*Input data*
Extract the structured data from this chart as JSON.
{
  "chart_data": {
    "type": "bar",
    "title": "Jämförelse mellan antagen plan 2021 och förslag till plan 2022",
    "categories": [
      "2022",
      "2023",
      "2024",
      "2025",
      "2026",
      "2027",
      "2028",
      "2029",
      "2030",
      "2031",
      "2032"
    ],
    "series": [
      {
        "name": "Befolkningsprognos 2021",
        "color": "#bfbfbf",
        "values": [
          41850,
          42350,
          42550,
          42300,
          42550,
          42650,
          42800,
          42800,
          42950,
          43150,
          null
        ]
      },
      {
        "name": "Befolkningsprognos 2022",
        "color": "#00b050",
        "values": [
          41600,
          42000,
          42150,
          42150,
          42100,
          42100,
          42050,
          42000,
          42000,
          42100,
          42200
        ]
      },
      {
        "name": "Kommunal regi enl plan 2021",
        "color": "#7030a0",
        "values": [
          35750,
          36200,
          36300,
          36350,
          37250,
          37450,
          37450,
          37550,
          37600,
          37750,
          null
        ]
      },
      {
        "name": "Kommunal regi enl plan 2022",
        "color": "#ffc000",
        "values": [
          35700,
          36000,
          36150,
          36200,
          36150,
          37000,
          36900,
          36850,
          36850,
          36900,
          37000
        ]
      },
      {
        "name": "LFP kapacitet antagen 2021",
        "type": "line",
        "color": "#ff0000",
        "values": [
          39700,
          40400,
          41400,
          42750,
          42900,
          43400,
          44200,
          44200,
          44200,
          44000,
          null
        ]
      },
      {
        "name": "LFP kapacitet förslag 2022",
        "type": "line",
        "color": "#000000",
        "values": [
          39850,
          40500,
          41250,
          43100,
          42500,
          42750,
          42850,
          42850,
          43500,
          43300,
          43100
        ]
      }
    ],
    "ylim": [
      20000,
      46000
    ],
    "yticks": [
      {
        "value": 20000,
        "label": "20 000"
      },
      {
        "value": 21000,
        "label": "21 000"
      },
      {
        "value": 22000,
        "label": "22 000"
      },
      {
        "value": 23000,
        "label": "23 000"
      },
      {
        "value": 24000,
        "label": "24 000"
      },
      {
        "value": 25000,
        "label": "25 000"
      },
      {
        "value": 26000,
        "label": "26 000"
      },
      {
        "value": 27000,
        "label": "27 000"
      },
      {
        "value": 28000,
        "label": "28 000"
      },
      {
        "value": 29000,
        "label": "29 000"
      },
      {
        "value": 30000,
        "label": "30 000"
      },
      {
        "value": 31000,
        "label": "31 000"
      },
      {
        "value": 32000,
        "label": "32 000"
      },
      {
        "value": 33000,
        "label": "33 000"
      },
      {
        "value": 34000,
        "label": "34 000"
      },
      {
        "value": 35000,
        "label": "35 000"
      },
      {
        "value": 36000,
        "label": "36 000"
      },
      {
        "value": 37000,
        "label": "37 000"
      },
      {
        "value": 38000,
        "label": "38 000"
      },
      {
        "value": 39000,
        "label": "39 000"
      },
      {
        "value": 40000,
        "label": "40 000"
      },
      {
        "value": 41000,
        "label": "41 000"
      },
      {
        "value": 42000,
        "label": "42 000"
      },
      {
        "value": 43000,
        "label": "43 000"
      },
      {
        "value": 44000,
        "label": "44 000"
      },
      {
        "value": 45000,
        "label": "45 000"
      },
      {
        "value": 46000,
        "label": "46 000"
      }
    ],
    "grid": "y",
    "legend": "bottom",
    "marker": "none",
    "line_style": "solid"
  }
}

*Requirements*
Copy out each line of the entries that holds "plan".

*Answer in full*
    "title": "Jämförelse mellan antagen plan 2021 och förslag till plan 2022",
        "name": "Kommunal regi enl plan 2021",
        "name": "Kommunal regi enl plan 2022",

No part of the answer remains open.